━━━━━ DATA SECTION
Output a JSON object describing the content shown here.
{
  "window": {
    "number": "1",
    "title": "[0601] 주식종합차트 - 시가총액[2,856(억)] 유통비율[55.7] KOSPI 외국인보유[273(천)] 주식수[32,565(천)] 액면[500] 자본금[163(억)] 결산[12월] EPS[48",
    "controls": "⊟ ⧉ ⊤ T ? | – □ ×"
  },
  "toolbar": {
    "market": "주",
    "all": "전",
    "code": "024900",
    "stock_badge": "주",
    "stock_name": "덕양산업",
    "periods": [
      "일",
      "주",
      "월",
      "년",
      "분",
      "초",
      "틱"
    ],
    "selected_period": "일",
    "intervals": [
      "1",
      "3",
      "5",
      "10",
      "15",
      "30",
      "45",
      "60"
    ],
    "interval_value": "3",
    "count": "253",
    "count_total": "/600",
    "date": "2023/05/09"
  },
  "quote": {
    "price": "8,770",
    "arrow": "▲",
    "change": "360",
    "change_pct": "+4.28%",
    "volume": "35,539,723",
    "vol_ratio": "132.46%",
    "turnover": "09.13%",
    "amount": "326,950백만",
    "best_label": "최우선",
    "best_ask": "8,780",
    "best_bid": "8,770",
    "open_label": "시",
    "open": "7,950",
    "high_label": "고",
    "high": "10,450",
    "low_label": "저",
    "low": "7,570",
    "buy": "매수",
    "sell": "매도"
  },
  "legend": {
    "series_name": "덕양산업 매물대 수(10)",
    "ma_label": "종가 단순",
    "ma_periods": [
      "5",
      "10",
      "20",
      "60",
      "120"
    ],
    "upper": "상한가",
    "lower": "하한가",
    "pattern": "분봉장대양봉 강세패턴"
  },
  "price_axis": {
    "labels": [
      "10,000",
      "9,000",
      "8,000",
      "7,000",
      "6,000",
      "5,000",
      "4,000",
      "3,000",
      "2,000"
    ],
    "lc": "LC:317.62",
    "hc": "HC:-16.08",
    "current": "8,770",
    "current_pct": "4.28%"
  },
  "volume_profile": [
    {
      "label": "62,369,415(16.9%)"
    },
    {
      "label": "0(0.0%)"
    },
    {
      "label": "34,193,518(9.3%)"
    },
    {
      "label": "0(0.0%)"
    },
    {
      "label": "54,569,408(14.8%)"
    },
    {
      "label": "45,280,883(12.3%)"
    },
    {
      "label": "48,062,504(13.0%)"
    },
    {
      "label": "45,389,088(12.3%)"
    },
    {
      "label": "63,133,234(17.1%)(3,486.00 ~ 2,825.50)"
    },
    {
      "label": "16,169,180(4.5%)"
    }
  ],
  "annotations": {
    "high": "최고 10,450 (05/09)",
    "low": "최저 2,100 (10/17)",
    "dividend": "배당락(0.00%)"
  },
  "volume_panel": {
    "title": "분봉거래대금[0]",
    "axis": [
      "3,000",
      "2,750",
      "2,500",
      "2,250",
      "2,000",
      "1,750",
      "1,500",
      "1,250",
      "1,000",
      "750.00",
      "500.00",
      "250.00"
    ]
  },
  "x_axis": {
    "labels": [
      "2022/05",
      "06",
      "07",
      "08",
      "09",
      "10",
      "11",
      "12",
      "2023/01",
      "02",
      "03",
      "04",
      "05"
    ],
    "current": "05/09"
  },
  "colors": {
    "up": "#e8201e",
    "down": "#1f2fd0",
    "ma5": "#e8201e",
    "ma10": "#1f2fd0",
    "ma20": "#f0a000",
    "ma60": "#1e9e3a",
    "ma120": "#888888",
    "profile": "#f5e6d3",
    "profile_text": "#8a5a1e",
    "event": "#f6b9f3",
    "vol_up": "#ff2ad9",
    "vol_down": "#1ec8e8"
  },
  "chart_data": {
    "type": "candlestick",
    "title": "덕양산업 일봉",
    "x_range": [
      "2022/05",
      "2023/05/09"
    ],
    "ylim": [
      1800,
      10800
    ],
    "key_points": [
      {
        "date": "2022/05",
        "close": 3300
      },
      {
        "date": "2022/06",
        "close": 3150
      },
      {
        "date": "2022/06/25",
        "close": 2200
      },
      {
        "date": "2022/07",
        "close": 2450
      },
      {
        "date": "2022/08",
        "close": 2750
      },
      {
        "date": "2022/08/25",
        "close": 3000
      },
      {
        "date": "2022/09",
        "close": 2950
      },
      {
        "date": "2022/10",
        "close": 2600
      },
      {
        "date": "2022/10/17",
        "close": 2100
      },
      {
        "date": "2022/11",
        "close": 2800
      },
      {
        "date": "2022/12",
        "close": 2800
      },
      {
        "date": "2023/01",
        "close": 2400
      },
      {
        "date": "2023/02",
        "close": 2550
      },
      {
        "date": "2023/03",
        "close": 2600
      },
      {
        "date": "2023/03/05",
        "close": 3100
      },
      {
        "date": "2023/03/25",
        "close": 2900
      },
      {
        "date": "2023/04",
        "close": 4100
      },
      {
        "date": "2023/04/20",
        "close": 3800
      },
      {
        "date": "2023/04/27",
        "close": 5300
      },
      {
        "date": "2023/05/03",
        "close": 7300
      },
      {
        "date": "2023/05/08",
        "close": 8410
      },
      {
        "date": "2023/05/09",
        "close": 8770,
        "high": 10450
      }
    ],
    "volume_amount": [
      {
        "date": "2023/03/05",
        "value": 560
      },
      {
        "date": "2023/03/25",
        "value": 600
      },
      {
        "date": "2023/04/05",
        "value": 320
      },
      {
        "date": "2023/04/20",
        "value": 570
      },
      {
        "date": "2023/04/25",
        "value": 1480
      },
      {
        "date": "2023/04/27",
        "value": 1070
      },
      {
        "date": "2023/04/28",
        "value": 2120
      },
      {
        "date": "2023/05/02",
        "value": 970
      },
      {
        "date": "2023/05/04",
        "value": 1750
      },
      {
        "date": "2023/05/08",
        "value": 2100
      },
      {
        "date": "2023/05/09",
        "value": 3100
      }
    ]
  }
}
━━━━━━━━━━
**TASK OBJECTIVE**
Repeat the entries shown above, every one, word for word.

**WRITTEN ANSWER**
Output a JSON object describing the content shown here.
{
  "window": {
    "number": "1",
    "title": "[0601] 주식종합차트 - 시가총액[2,856(억)] 유통비율[55.7] KOSPI 외국인보유[273(천)] 주식수[32,565(천)] 액면[500] 자본금[163(억)] 결산[12월] EPS[48",
    "controls": "⊟ ⧉ ⊤ T ? | – □ ×"
  },
  "toolbar": {
    "market": "주",
    "all": "전",
    "code": "024900",
    "stock_badge": "주",
    "stock_name": "덕양산업",
    "periods": [
      "일",
      "주",
      "월",
      "년",
      "분",
      "초",
      "틱"
    ],
    "selected_period": "일",
    "intervals": [
      "1",
      "3",
      "5",
      "10",
      "15",
      "30",
      "45",
      "60"
    ],
    "interval_value": "3",
    "count": "253",
    "count_total": "/600",
    "date": "2023/05/09"
  },
  "quote": {
    "price": "8,770",
    "arrow": "▲",
    "change": "360",
    "change_pct": "+4.28%",
    "volume": "35,539,723",
    "vol_ratio": "132.46%",
    "turnover": "09.13%",
    "amount": "326,950백만",
    "best_label": "최우선",
    "best_ask": "8,780",
    "best_bid": "8,770",
    "open_label": "시",
    "open": "7,950",
    "high_label": "고",
    "high": "10,450",
    "low_label": "저",
    "low": "7,570",
    "buy": "매수",
    "sell": "매도"
  },
  "legend": {
    "series_name": "덕양산업 매물대 수(10)",
    "ma_label": "종가 단순",
    "ma_periods": [
      "5",
      "10",
      "20",
      "60",
      "120"
    ],
    "upper": "상한가",
    "lower": "하한가",
    "pattern": "분봉장대양봉 강세패턴"
  },
  "price_axis": {
    "labels": [
      "10,000",
      "9,000",
      "8,000",
      "7,000",
      "6,000",
      "5,000",
      "4,000",
      "3,000",
      "2,000"
    ],
    "lc": "LC:317.62",
    "hc": "HC:-16.08",
    "current": "8,770",
    "current_pct": "4.28%"
  },
  "volume_profile": [
    {
      "label": "62,369,415(16.9%)"
    },
    {
      "label": "0(0.0%)"
    },
    {
      "label": "34,193,518(9.3%)"
    },
    {
      "label": "0(0.0%)"
    },
    {
      "label": "54,569,408(14.8%)"
    },
    {
      "label": "45,280,883(12.3%)"
    },
    {
      "label": "48,062,504(13.0%)"
    },
    {
      "label": "45,389,088(12.3%)"
    },
    {
      "label": "63,133,234(17.1%)(3,486.00 ~ 2,825.50)"
    },
    {
      "label": "16,169,180(4.5%)"
    }
  ],
  "annotations": {
    "high": "최고 10,450 (05/09)",
    "low": "최저 2,100 (10/17)",
    "dividend": "배당락(0.00%)"
  },
  "volume_panel": {
    "title": "분봉거래대금[0]",
    "axis": [
      "3,000",
      "2,750",
      "2,500",
      "2,250",
      "2,000",
      "1,750",
      "1,500",
      "1,250",
      "1,000",
      "750.00",
      "500.00",
      "250.00"
    ]
  },
  "x_axis": {
    "labels": [
      "2022/05",
      "06",
      "07",
      "08",
      "09",
      "10",
      "11",
      "12",
      "2023/01",
      "02",
      "03",
      "04",
      "05"
    ],
    "current": "05/09"
  },
  "colors": {
    "up": "#e8201e",
    "down": "#1f2fd0",
    "ma5": "#e8201e",
    "ma10": "#1f2fd0",
    "ma20": "#f0a000",
    "ma60": "#1e9e3a",
    "ma120": "#888888",
    "profile": "#f5e6d3",
    "profile_text": "#8a5a1e",
    "event": "#f6b9f3",
    "vol_up": "#ff2ad9",
    "vol_down": "#1ec8e8"
  },
  "chart_data": {
    "type": "candlestick",
    "title": "덕양산업 일봉",
    "x_range": [
      "2022/05",
      "2023/05/09"
    ],
    "ylim": [
      1800,
      10800
    ],
    "key_points": [
      {
        "date": "2022/05",
        "close": 3300
      },
      {
        "date": "2022/06",
        "close": 3150
      },
      {
        "date": "2022/06/25",
        "close": 2200
      },
      {
        "date": "2022/07",
        "close": 2450
      },
      {
        "date": "2022/08",
        "close": 2750
      },
      {
        "date": "2022/08/25",
        "close": 3000
      },
      {
        "date": "2022/09",
        "close": 2950
      },
      {
        "date": "2022/10",
        "close": 2600
      },
      {
        "date": "2022/10/17",
        "close": 2100
      },
      {
        "date": "2022/11",
        "close": 2800
      },
      {
        "date": "2022/12",
        "close": 2800
      },
      {
        "date": "2023/01",
        "close": 2400
      },
      {
        "date": "2023/02",
        "close": 2550
      },
      {
        "date": "2023/03",
        "close": 2600
      },
      {
        "date": "2023/03/05",
        "close": 3100
      },
      {
        "date": "2023/03/25",
        "close": 2900
      },
      {
        "date": "2023/04",
        "close": 4100
      },
      {
        "date": "2023/04/20",
        "close": 3800
      },
      {
        "date": "2023/04/27",
        "close": 5300
      },
      {
        "date": "2023/05/03",
        "close": 7300
      },
      {
        "date": "2023/05/08",
        "close": 8410
      },
      {
        "date": "2023/05/09",
        "close": 8770,
        "high": 10450
      }
    ],
    "volume_amount": [
      {
        "date": "2023/03/05",
        "value": 560
      },
      {
        "date": "2023/03/25",
        "value": 600
      },
      {
        "date": "2023/04/05",
        "value": 320
      },
      {
        "date": "2023/04/20",
        "value": 570
      },
      {
        "date": "2023/04/25",
        "value": 1480
      },
      {
        "date": "2023/04/27",
        "value": 1070
      },
      {
        "date": "2023/04/28",
        "value": 2120
      },
      {
        "date": "2023/05/02",
        "value": 970
      },
      {
        "date": "2023/05/04",
        "value": 1750
      },
      {
        "date": "2023/05/08",
        "value": 2100
      },
      {
        "date": "2023/05/09",
        "value": 3100
      }
    ]
  }
}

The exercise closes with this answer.